Task instructions | Repeat every record below exactly, but leave out any pictures.

Supplied records |

----------

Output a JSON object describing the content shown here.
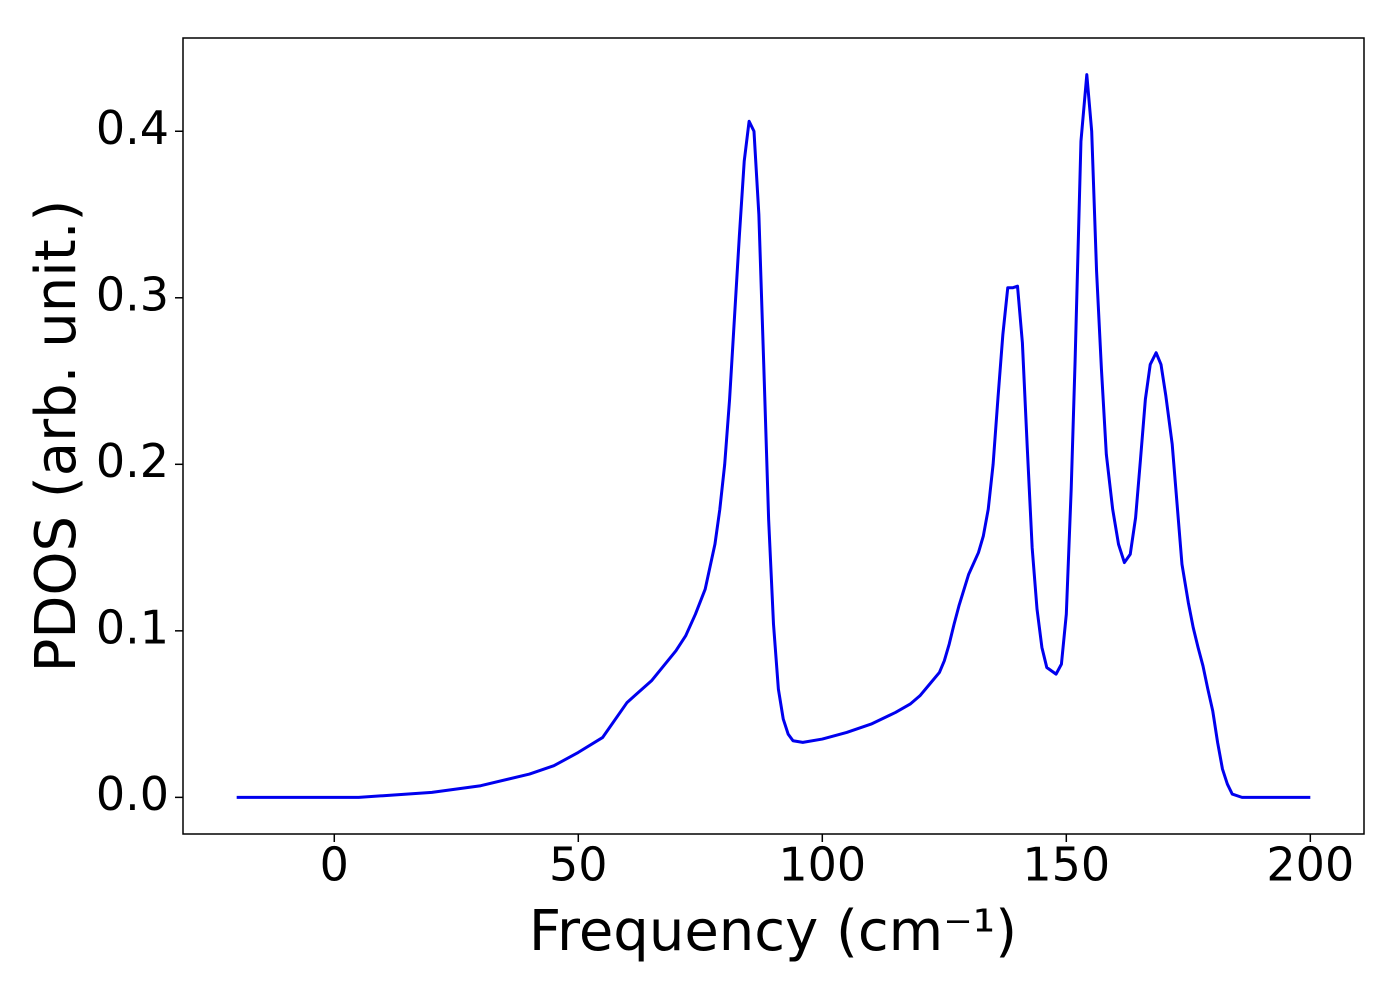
{
  "chart_data": {
    "type": "line",
    "xlabel": "Frequency (cm⁻¹)",
    "ylabel": "PDOS (arb. unit.)",
    "x": [
      -20,
      -10,
      0,
      5,
      10,
      20,
      30,
      40,
      45,
      50,
      55,
      60,
      65,
      70,
      72,
      74,
      76,
      78,
      79,
      80,
      81,
      83,
      84,
      85,
      86,
      87,
      88,
      89,
      90,
      91,
      92,
      93,
      94,
      96,
      100,
      105,
      110,
      115,
      118,
      120,
      122,
      124,
      125,
      126,
      127,
      128,
      130,
      132,
      133,
      134,
      135,
      136,
      137,
      138,
      139,
      140,
      141,
      142,
      143,
      144,
      145,
      146,
      147.9,
      149,
      150,
      151,
      151.8,
      153,
      154.2,
      155.2,
      156.2,
      157.2,
      158.2,
      159.5,
      160.7,
      161.9,
      163.1,
      164.2,
      165.2,
      166.2,
      167.2,
      168.4,
      169.4,
      170.4,
      171.7,
      172.7,
      173.7,
      175,
      176,
      177,
      178,
      179,
      180,
      181,
      182,
      183,
      184,
      186,
      190,
      200
    ],
    "series": [
      {
        "name": "PDOS",
        "color": "#0000ee",
        "values": [
          0,
          0,
          0,
          0,
          0.001,
          0.003,
          0.007,
          0.014,
          0.019,
          0.027,
          0.036,
          0.057,
          0.07,
          0.088,
          0.097,
          0.11,
          0.125,
          0.152,
          0.173,
          0.2,
          0.239,
          0.337,
          0.382,
          0.406,
          0.4,
          0.35,
          0.26,
          0.167,
          0.104,
          0.065,
          0.047,
          0.038,
          0.034,
          0.033,
          0.035,
          0.039,
          0.044,
          0.051,
          0.056,
          0.061,
          0.068,
          0.075,
          0.082,
          0.092,
          0.104,
          0.115,
          0.134,
          0.147,
          0.157,
          0.173,
          0.2,
          0.24,
          0.278,
          0.306,
          0.306,
          0.307,
          0.273,
          0.21,
          0.15,
          0.113,
          0.09,
          0.078,
          0.074,
          0.08,
          0.11,
          0.185,
          0.262,
          0.394,
          0.434,
          0.4,
          0.316,
          0.257,
          0.206,
          0.173,
          0.152,
          0.141,
          0.146,
          0.168,
          0.203,
          0.239,
          0.26,
          0.267,
          0.26,
          0.241,
          0.212,
          0.176,
          0.14,
          0.117,
          0.102,
          0.09,
          0.079,
          0.065,
          0.052,
          0.033,
          0.017,
          0.008,
          0.002,
          0,
          0,
          0
        ]
      }
    ],
    "xlim": [
      -31,
      211
    ],
    "ylim": [
      -0.022,
      0.456
    ],
    "xticks": [
      0,
      50,
      100,
      150,
      200
    ],
    "yticks": [
      {
        "value": 0,
        "label": "0.0"
      },
      0.1,
      0.2,
      0.3,
      0.4
    ],
    "grid": false
  }
}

----------

Written answer |
Output a JSON object describing the content shown here.
{
  "chart_data": {
    "type": "line",
    "xlabel": "Frequency (cm⁻¹)",
    "ylabel": "PDOS (arb. unit.)",
    "x": [
      -20,
      -10,
      0,
      5,
      10,
      20,
      30,
      40,
      45,
      50,
      55,
      60,
      65,
      70,
      72,
      74,
      76,
      78,
      79,
      80,
      81,
      83,
      84,
      85,
      86,
      87,
      88,
      89,
      90,
      91,
      92,
      93,
      94,
      96,
      100,
      105,
      110,
      115,
      118,
      120,
      122,
      124,
      125,
      126,
      127,
      128,
      130,
      132,
      133,
      134,
      135,
      136,
      137,
      138,
      139,
      140,
      141,
      142,
      143,
      144,
      145,
      146,
      147.9,
      149,
      150,
      151,
      151.8,
      153,
      154.2,
      155.2,
      156.2,
      157.2,
      158.2,
      159.5,
      160.7,
      161.9,
      163.1,
      164.2,
      165.2,
      166.2,
      167.2,
      168.4,
      169.4,
      170.4,
      171.7,
      172.7,
      173.7,
      175,
      176,
      177,
      178,
      179,
      180,
      181,
      182,
      183,
      184,
      186,
      190,
      200
    ],
    "series": [
      {
        "name": "PDOS",
        "color": "#0000ee",
        "values": [
          0,
          0,
          0,
          0,
          0.001,
          0.003,
          0.007,
          0.014,
          0.019,
          0.027,
          0.036,
          0.057,
          0.07,
          0.088,
          0.097,
          0.11,
          0.125,
          0.152,
          0.173,
          0.2,
          0.239,
          0.337,
          0.382,
          0.406,
          0.4,
          0.35,
          0.26,
          0.167,
          0.104,
          0.065,
          0.047,
          0.038,
          0.034,
          0.033,
          0.035,
          0.039,
          0.044,
          0.051,
          0.056,
          0.061,
          0.068,
          0.075,
          0.082,
          0.092,
          0.104,
          0.115,
          0.134,
          0.147,
          0.157,
          0.173,
          0.2,
          0.24,
          0.278,
          0.306,
          0.306,
          0.307,
          0.273,
          0.21,
          0.15,
          0.113,
          0.09,
          0.078,
          0.074,
          0.08,
          0.11,
          0.185,
          0.262,
          0.394,
          0.434,
          0.4,
          0.316,
          0.257,
          0.206,
          0.173,
          0.152,
          0.141,
          0.146,
          0.168,
          0.203,
          0.239,
          0.26,
          0.267,
          0.26,
          0.241,
          0.212,
          0.176,
          0.14,
          0.117,
          0.102,
          0.09,
          0.079,
          0.065,
          0.052,
          0.033,
          0.017,
          0.008,
          0.002,
          0,
          0,
          0
        ]
      }
    ],
    "xlim": [
      -31,
      211
    ],
    "ylim": [
      -0.022,
      0.456
    ],
    "xticks": [
      0,
      50,
      100,
      150,
      200
    ],
    "yticks": [
      {
        "value": 0,
        "label": "0.0"
      },
      0.1,
      0.2,
      0.3,
      0.4
    ],
    "grid": false
  }
}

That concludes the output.